#### GOAL
Locate all lines with the word "description" and copy them out.

#### Entries from a dataset
* * * * *

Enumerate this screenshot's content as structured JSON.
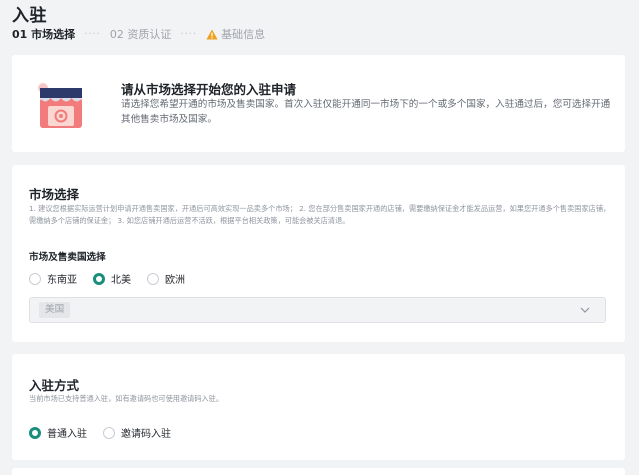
{
  "page": {
    "title": "入驻"
  },
  "steps": {
    "step1": "01 市场选择",
    "dots": "····",
    "step2": "02 资质认证",
    "step3": "基础信息"
  },
  "intro": {
    "icon": "shop-icon",
    "title": "请从市场选择开始您的入驻申请",
    "description": "请选择您希望开通的市场及售卖国家。首次入驻仅能开通同一市场下的一个或多个国家，入驻通过后，您可选择开通其他售卖市场及国家。"
  },
  "market": {
    "title": "市场选择",
    "description": "1. 建议您根据实际运营计划申请开通售卖国家，开通后可高效实现一品卖多个市场；  2. 您在部分售卖国家开通的店铺，需要缴纳保证金才能发品运营，如果您开通多个售卖国家店铺，需缴纳多个店铺的保证金；  3. 如您店铺开通后运营不活跃，根据平台相关政策，可能会被关店清退。",
    "field_label": "市场及售卖国选择",
    "options": [
      "东南亚",
      "北美",
      "欧洲"
    ],
    "selected_option": "北美",
    "selected_country": "美国"
  },
  "method": {
    "title": "入驻方式",
    "description": "当前市场已支持普通入驻，如有邀请码也可使用邀请码入驻。",
    "options": [
      "普通入驻",
      "邀请码入驻"
    ],
    "selected_option": "普通入驻"
  },
  "colors": {
    "accent": "#1a8e7d",
    "warning": "#f0a020",
    "background": "#f2f3f5"
  }
}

* * * * *

#### TASK RESULT
    "description": "请选择您希望开通的市场及售卖国家。首次入驻仅能开通同一市场下的一个或多个国家，入驻通过后，您可选择开通其他售卖市场及国家。"
    "description": "1. 建议您根据实际运营计划申请开通售卖国家，开通后可高效实现一品卖多个市场；  2. 您在部分售卖国家开通的店铺，需要缴纳保证金才能发品运营，如果您开通多个售卖国家店铺，需缴纳多个店铺的保证金；  3. 如您店铺开通后运营不活跃，根据平台相关政策，可能会被关店清退。",
    "description": "当前市场已支持普通入驻，如有邀请码也可使用邀请码入驻。",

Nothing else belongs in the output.